[start of Material supplied]
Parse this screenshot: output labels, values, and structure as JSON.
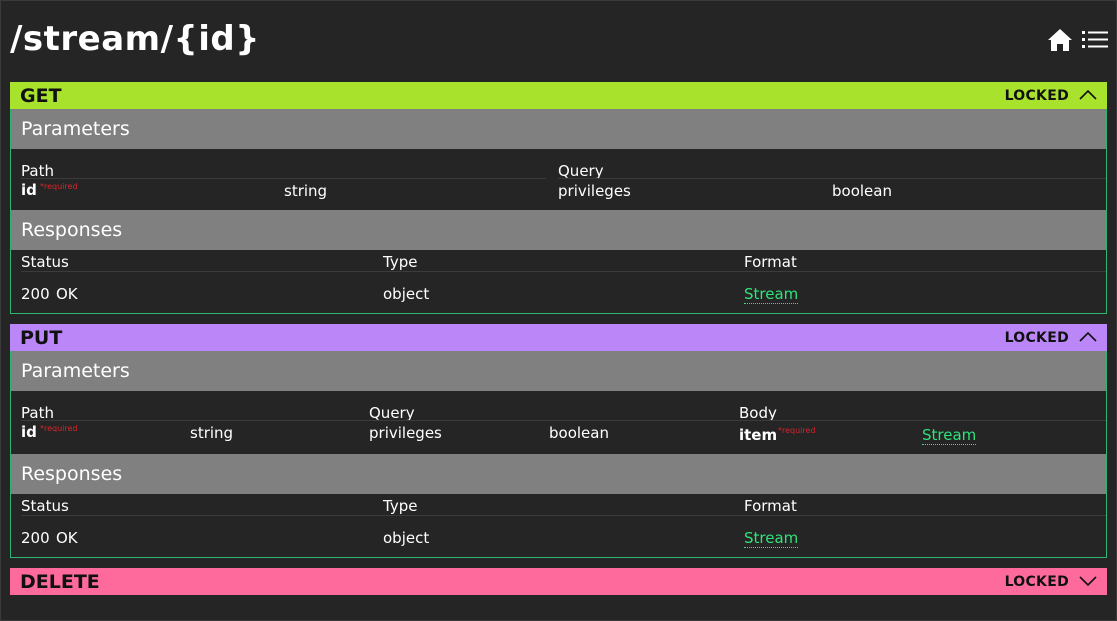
{
  "page": {
    "title": "/stream/{id}"
  },
  "nav": {
    "home_icon": "home-icon",
    "menu_icon": "list-menu-icon"
  },
  "colors": {
    "get": "#a9e22d",
    "put": "#bb86f8",
    "delete": "#fe6a9c",
    "border": "#2fb572",
    "link": "#2ee37a",
    "required": "#d9242b"
  },
  "operations": [
    {
      "method": "GET",
      "locked": "LOCKED",
      "expanded": true,
      "parameters_title": "Parameters",
      "groups": [
        {
          "title": "Path",
          "params": [
            {
              "name": "id",
              "required": "*required",
              "type": "string"
            }
          ]
        },
        {
          "title": "Query",
          "params": [
            {
              "name": "privileges",
              "type": "boolean"
            }
          ]
        }
      ],
      "responses_title": "Responses",
      "response_headers": [
        "Status",
        "Type",
        "Format"
      ],
      "responses": [
        {
          "status": "200",
          "text": "OK",
          "type": "object",
          "format": "Stream"
        }
      ]
    },
    {
      "method": "PUT",
      "locked": "LOCKED",
      "expanded": true,
      "parameters_title": "Parameters",
      "groups": [
        {
          "title": "Path",
          "params": [
            {
              "name": "id",
              "required": "*required",
              "type": "string"
            }
          ]
        },
        {
          "title": "Query",
          "params": [
            {
              "name": "privileges",
              "type": "boolean"
            }
          ]
        },
        {
          "title": "Body",
          "params": [
            {
              "name": "item",
              "required": "*required",
              "type": "Stream"
            }
          ]
        }
      ],
      "responses_title": "Responses",
      "response_headers": [
        "Status",
        "Type",
        "Format"
      ],
      "responses": [
        {
          "status": "200",
          "text": "OK",
          "type": "object",
          "format": "Stream"
        }
      ]
    },
    {
      "method": "DELETE",
      "locked": "LOCKED",
      "expanded": false
    }
  ]
}
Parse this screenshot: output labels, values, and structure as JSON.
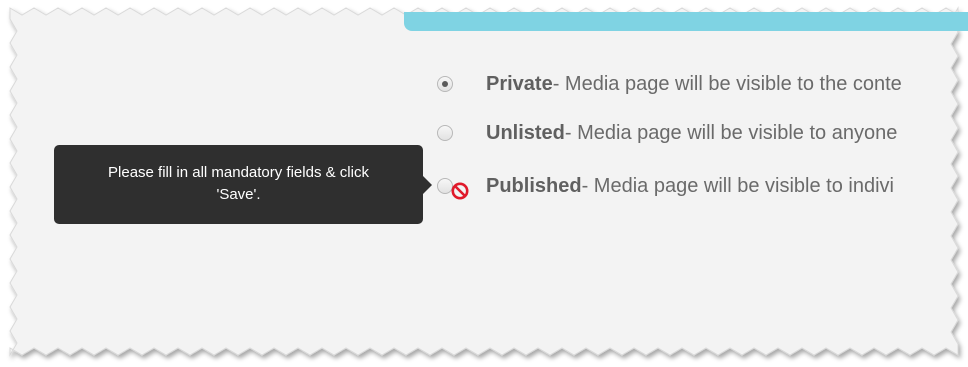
{
  "colors": {
    "page_background": "#f3f3f3",
    "accent": "#7fd3e3",
    "tooltip_background": "#2f2f2f",
    "no_entry": "#e0192a"
  },
  "visibility_options": [
    {
      "name": "Private",
      "description": " - Media page will be visible to the conte",
      "selected": true,
      "icon": "radio-selected-icon"
    },
    {
      "name": "Unlisted",
      "description": " - Media page will be visible to anyone",
      "selected": false,
      "icon": "radio-icon"
    },
    {
      "name": "Published",
      "description": " - Media page will be visible to indivi",
      "selected": false,
      "icon": "no-entry-icon"
    }
  ],
  "tooltip": {
    "line1": "Please fill in all mandatory fields & click",
    "line2": "'Save'."
  }
}
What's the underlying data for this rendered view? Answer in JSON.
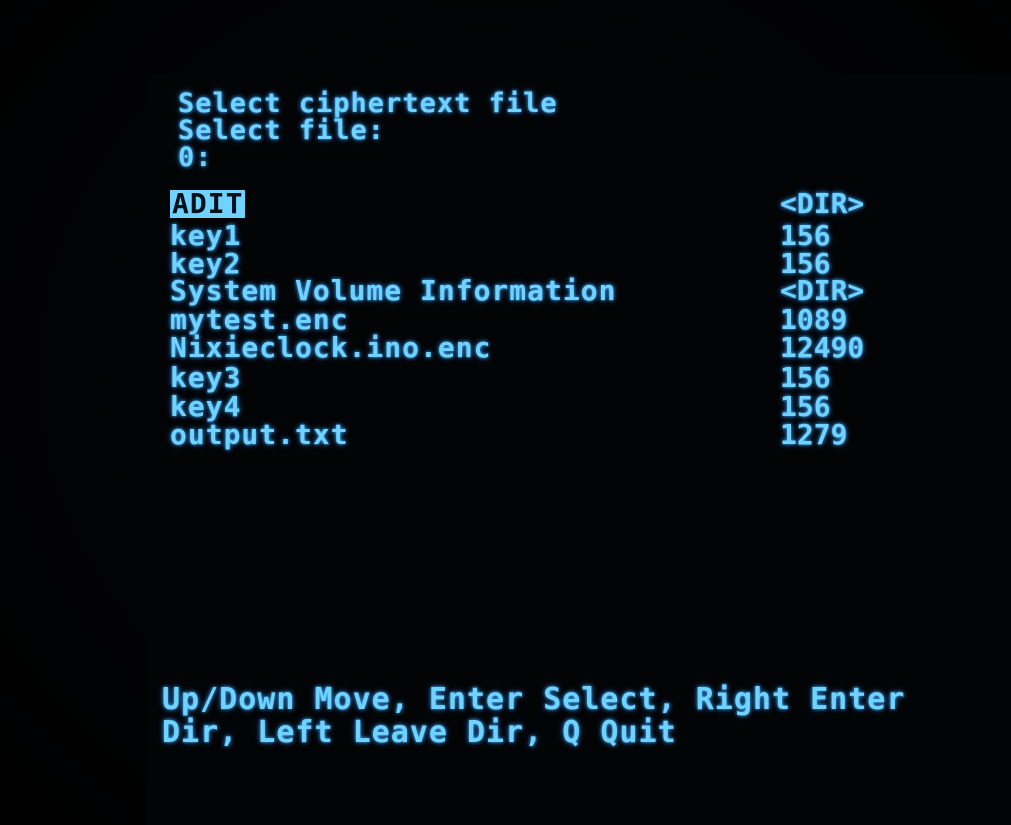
{
  "header": {
    "title": "Select ciphertext file",
    "prompt": "Select file:",
    "path": "0:"
  },
  "files": [
    {
      "name": "ADIT",
      "size": "<DIR>",
      "selected": true
    },
    {
      "name": "key1",
      "size": "156"
    },
    {
      "name": "key2",
      "size": "156"
    },
    {
      "name": "System Volume Information",
      "size": "<DIR>"
    },
    {
      "name": "mytest.enc",
      "size": "1089"
    },
    {
      "name": "Nixieclock.ino.enc",
      "size": "12490"
    },
    {
      "name": "key3",
      "size": "156"
    },
    {
      "name": "key4",
      "size": "156"
    },
    {
      "name": "output.txt",
      "size": "1279"
    }
  ],
  "footer": {
    "line1": "Up/Down Move, Enter Select, Right Enter",
    "line2": "Dir, Left Leave Dir, Q Quit"
  },
  "colors": {
    "phosphor": "#6fd2ff",
    "background": "#000000"
  }
}
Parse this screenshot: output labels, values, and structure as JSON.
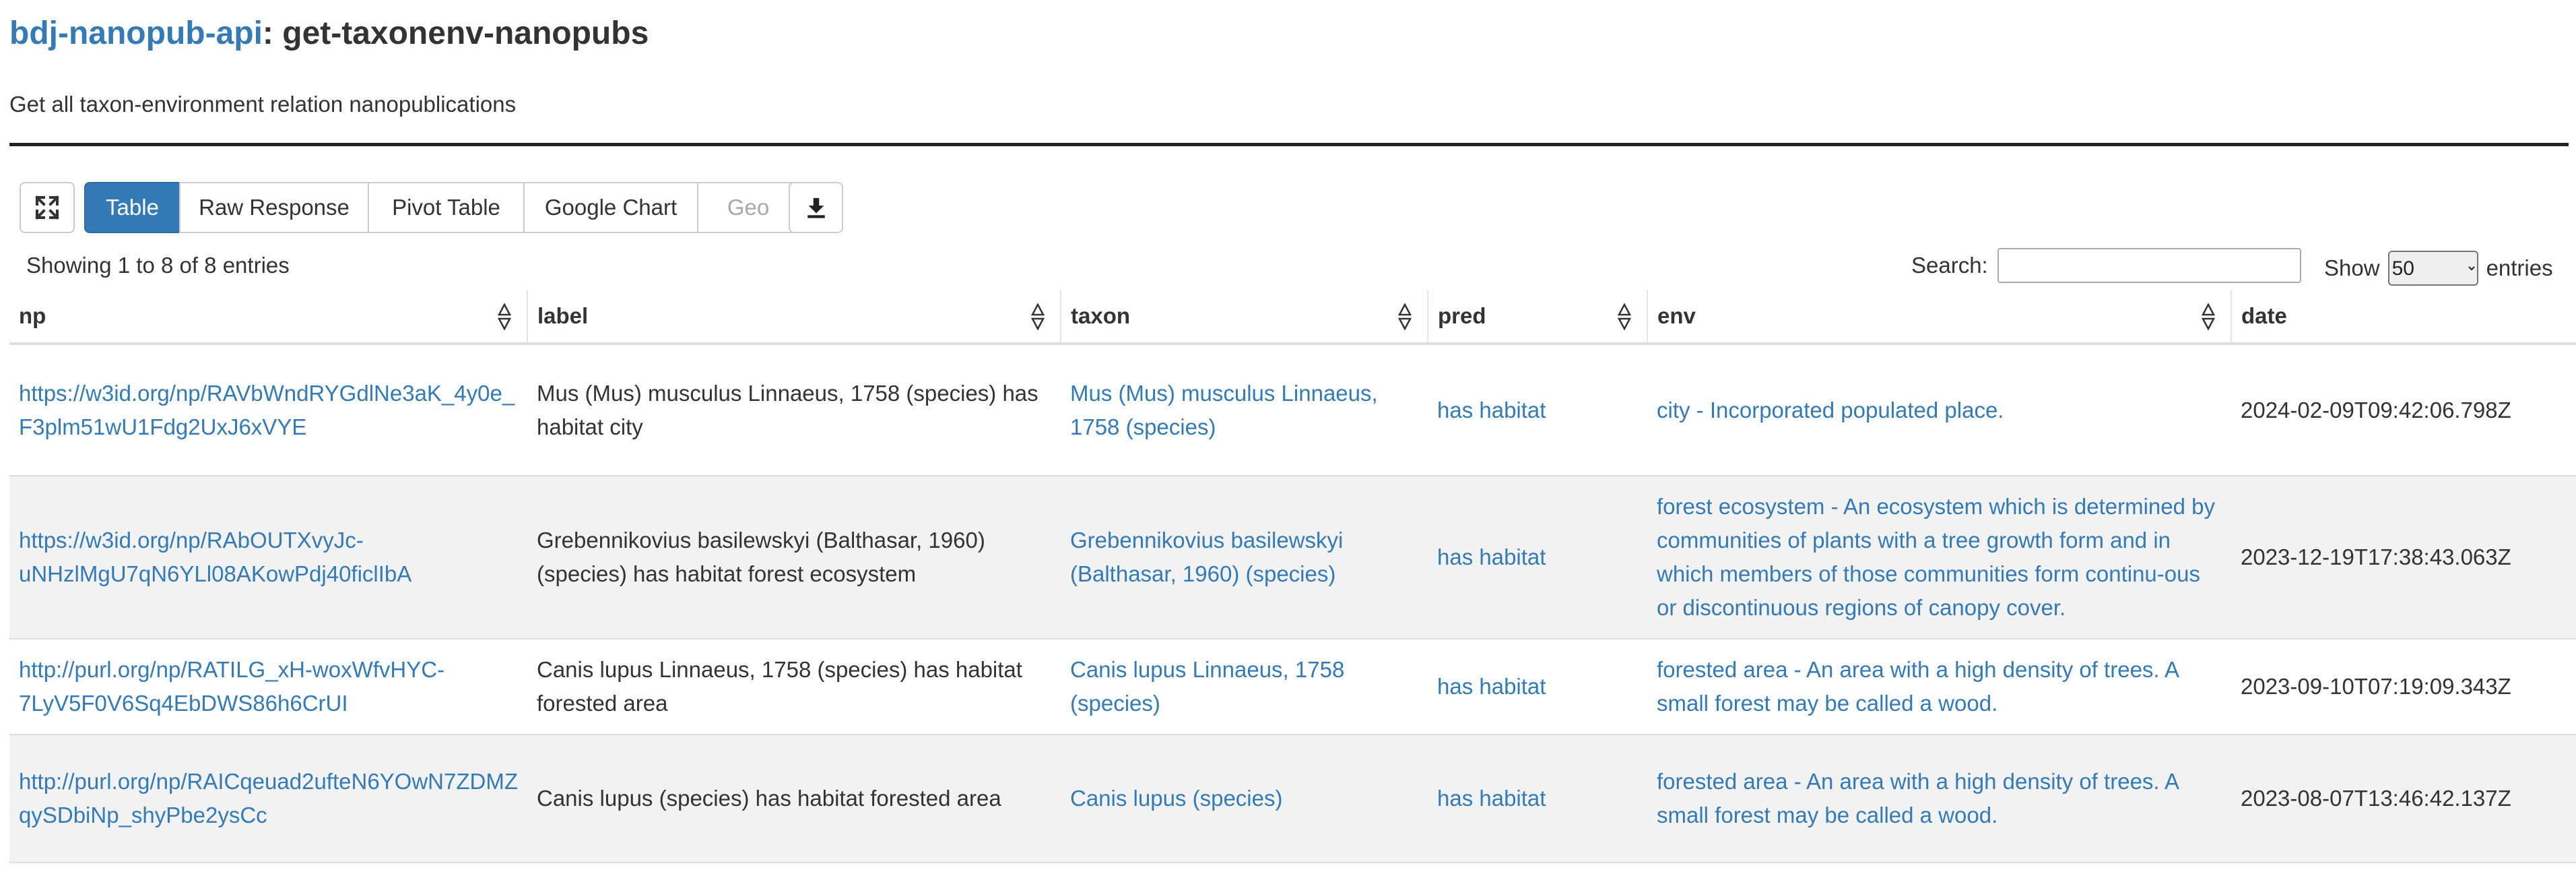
{
  "header": {
    "api_link": "bdj-nanopub-api",
    "separator": ": ",
    "query_name": "get-taxonenv-nanopubs",
    "description": "Get all taxon-environment relation nanopublications"
  },
  "toolbar": {
    "fullscreen_icon": "expand-icon",
    "download_icon": "download-icon",
    "tabs": [
      {
        "label": "Table",
        "state": "active"
      },
      {
        "label": "Raw Response",
        "state": "normal"
      },
      {
        "label": "Pivot Table",
        "state": "normal"
      },
      {
        "label": "Google Chart",
        "state": "normal"
      },
      {
        "label": "Geo",
        "state": "disabled"
      }
    ]
  },
  "table_controls": {
    "info": "Showing 1 to 8 of 8 entries",
    "search_label": "Search:",
    "search_value": "",
    "show_label": "Show",
    "page_length": "50",
    "entries_label": "entries"
  },
  "columns": [
    "np",
    "label",
    "taxon",
    "pred",
    "env",
    "date"
  ],
  "rows": [
    {
      "np": "https://w3id.org/np/RAVbWndRYGdlNe3aK_4y0e_F3plm51wU1Fdg2UxJ6xVYE",
      "label": "Mus (Mus) musculus Linnaeus, 1758 (species) has habitat city",
      "taxon": "Mus (Mus) musculus Linnaeus, 1758 (species)",
      "pred": "has habitat",
      "env": "city - Incorporated populated place.",
      "date": "2024-02-09T09:42:06.798Z"
    },
    {
      "np": "https://w3id.org/np/RAbOUTXvyJc-uNHzlMgU7qN6YLl08AKowPdj40ficlIbA",
      "label": "Grebennikovius basilewskyi (Balthasar, 1960) (species) has habitat forest ecosystem",
      "taxon": "Grebennikovius basilewskyi (Balthasar, 1960) (species)",
      "pred": "has habitat",
      "env": "forest ecosystem - An ecosystem which is determined by communities of plants with a tree growth form and in which members of those communities form continu-ous or discontinuous regions of canopy cover.",
      "date": "2023-12-19T17:38:43.063Z"
    },
    {
      "np": "http://purl.org/np/RATILG_xH-woxWfvHYC-7LyV5F0V6Sq4EbDWS86h6CrUI",
      "label": "Canis lupus Linnaeus, 1758 (species) has habitat forested area",
      "taxon": "Canis lupus Linnaeus, 1758 (species)",
      "pred": "has habitat",
      "env": "forested area - An area with a high density of trees. A small forest may be called a wood.",
      "date": "2023-09-10T07:19:09.343Z"
    },
    {
      "np": "http://purl.org/np/RAICqeuad2ufteN6YOwN7ZDMZqySDbiNp_shyPbe2ysCc",
      "label": "Canis lupus (species) has habitat forested area",
      "taxon": "Canis lupus (species)",
      "pred": "has habitat",
      "env": "forested area - An area with a high density of trees. A small forest may be called a wood.",
      "date": "2023-08-07T13:46:42.137Z"
    }
  ]
}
[end of Material supplied]
# [The problem]
Make an exact copy of all entries above, dropping the images.

# [Correct answer]
Parse this screenshot: output labels, values, and structure as JSON.
{
  "page": {
    "title": "/stream/{id}"
  },
  "nav": {
    "home_icon": "home-icon",
    "menu_icon": "list-menu-icon"
  },
  "colors": {
    "get": "#a9e22d",
    "put": "#bb86f8",
    "delete": "#fe6a9c",
    "border": "#2fb572",
    "link": "#2ee37a",
    "required": "#d9242b"
  },
  "operations": [
    {
      "method": "GET",
      "locked": "LOCKED",
      "expanded": true,
      "parameters_title": "Parameters",
      "groups": [
        {
          "title": "Path",
          "params": [
            {
              "name": "id",
              "required": "*required",
              "type": "string"
            }
          ]
        },
        {
          "title": "Query",
          "params": [
            {
              "name": "privileges",
              "type": "boolean"
            }
          ]
        }
      ],
      "responses_title": "Responses",
      "response_headers": [
        "Status",
        "Type",
        "Format"
      ],
      "responses": [
        {
          "status": "200",
          "text": "OK",
          "type": "object",
          "format": "Stream"
        }
      ]
    },
    {
      "method": "PUT",
      "locked": "LOCKED",
      "expanded": true,
      "parameters_title": "Parameters",
      "groups": [
        {
          "title": "Path",
          "params": [
            {
              "name": "id",
              "required": "*required",
              "type": "string"
            }
          ]
        },
        {
          "title": "Query",
          "params": [
            {
              "name": "privileges",
              "type": "boolean"
            }
          ]
        },
        {
          "title": "Body",
          "params": [
            {
              "name": "item",
              "required": "*required",
              "type": "Stream"
            }
          ]
        }
      ],
      "responses_title": "Responses",
      "response_headers": [
        "Status",
        "Type",
        "Format"
      ],
      "responses": [
        {
          "status": "200",
          "text": "OK",
          "type": "object",
          "format": "Stream"
        }
      ]
    },
    {
      "method": "DELETE",
      "locked": "LOCKED",
      "expanded": false
    }
  ]
}
Parse this screenshot: output labels, values, and structure as JSON.
{
  "colors": {
    "page_background": "#f3f3f3",
    "accent": "#7fd3e3",
    "tooltip_background": "#2f2f2f",
    "no_entry": "#e0192a"
  },
  "visibility_options": [
    {
      "name": "Private",
      "description": " - Media page will be visible to the conte",
      "selected": true,
      "icon": "radio-selected-icon"
    },
    {
      "name": "Unlisted",
      "description": " - Media page will be visible to anyone",
      "selected": false,
      "icon": "radio-icon"
    },
    {
      "name": "Published",
      "description": " - Media page will be visible to indivi",
      "selected": false,
      "icon": "no-entry-icon"
    }
  ],
  "tooltip": {
    "line1": "Please fill in all mandatory fields & click",
    "line2": "'Save'."
  }
}
What's the underlying data for this rendered view? Answer in JSON.
{
  "header": {
    "title": "Select ciphertext file",
    "prompt": "Select file:",
    "path": "0:"
  },
  "files": [
    {
      "name": "ADIT",
      "size": "<DIR>",
      "selected": true
    },
    {
      "name": "key1",
      "size": "156"
    },
    {
      "name": "key2",
      "size": "156"
    },
    {
      "name": "System Volume Information",
      "size": "<DIR>"
    },
    {
      "name": "mytest.enc",
      "size": "1089"
    },
    {
      "name": "Nixieclock.ino.enc",
      "size": "12490"
    },
    {
      "name": "key3",
      "size": "156"
    },
    {
      "name": "key4",
      "size": "156"
    },
    {
      "name": "output.txt",
      "size": "1279"
    }
  ],
  "footer": {
    "line1": "Up/Down Move, Enter Select, Right Enter",
    "line2": "Dir, Left Leave Dir, Q Quit"
  },
  "colors": {
    "phosphor": "#6fd2ff",
    "background": "#000000"
  }
}
Parse this screenshot: output labels, values, and structure as JSON.
{
  "header": {
    "api_link": "bdj-nanopub-api",
    "separator": ": ",
    "query_name": "get-taxonenv-nanopubs",
    "description": "Get all taxon-environment relation nanopublications"
  },
  "toolbar": {
    "fullscreen_icon": "expand-icon",
    "download_icon": "download-icon",
    "tabs": [
      {
        "label": "Table",
        "state": "active"
      },
      {
        "label": "Raw Response",
        "state": "normal"
      },
      {
        "label": "Pivot Table",
        "state": "normal"
      },
      {
        "label": "Google Chart",
        "state": "normal"
      },
      {
        "label": "Geo",
        "state": "disabled"
      }
    ]
  },
  "table_controls": {
    "info": "Showing 1 to 8 of 8 entries",
    "search_label": "Search:",
    "search_value": "",
    "show_label": "Show",
    "page_length": "50",
    "entries_label": "entries"
  },
  "columns": [
    "np",
    "label",
    "taxon",
    "pred",
    "env",
    "date"
  ],
  "rows": [
    {
      "np": "https://w3id.org/np/RAVbWndRYGdlNe3aK_4y0e_F3plm51wU1Fdg2UxJ6xVYE",
      "label": "Mus (Mus) musculus Linnaeus, 1758 (species) has habitat city",
      "taxon": "Mus (Mus) musculus Linnaeus, 1758 (species)",
      "pred": "has habitat",
      "env": "city - Incorporated populated place.",
      "date": "2024-02-09T09:42:06.798Z"
    },
    {
      "np": "https://w3id.org/np/RAbOUTXvyJc-uNHzlMgU7qN6YLl08AKowPdj40ficlIbA",
      "label": "Grebennikovius basilewskyi (Balthasar, 1960) (species) has habitat forest ecosystem",
      "taxon": "Grebennikovius basilewskyi (Balthasar, 1960) (species)",
      "pred": "has habitat",
      "env": "forest ecosystem - An ecosystem which is determined by communities of plants with a tree growth form and in which members of those communities form continu-ous or discontinuous regions of canopy cover.",
      "date": "2023-12-19T17:38:43.063Z"
    },
    {
      "np": "http://purl.org/np/RATILG_xH-woxWfvHYC-7LyV5F0V6Sq4EbDWS86h6CrUI",
      "label": "Canis lupus Linnaeus, 1758 (species) has habitat forested area",
      "taxon": "Canis lupus Linnaeus, 1758 (species)",
      "pred": "has habitat",
      "env": "forested area - An area with a high density of trees. A small forest may be called a wood.",
      "date": "2023-09-10T07:19:09.343Z"
    },
    {
      "np": "http://purl.org/np/RAICqeuad2ufteN6YOwN7ZDMZqySDbiNp_shyPbe2ysCc",
      "label": "Canis lupus (species) has habitat forested area",
      "taxon": "Canis lupus (species)",
      "pred": "has habitat",
      "env": "forested area - An area with a high density of trees. A small forest may be called a wood.",
      "date": "2023-08-07T13:46:42.137Z"
    }
  ]
}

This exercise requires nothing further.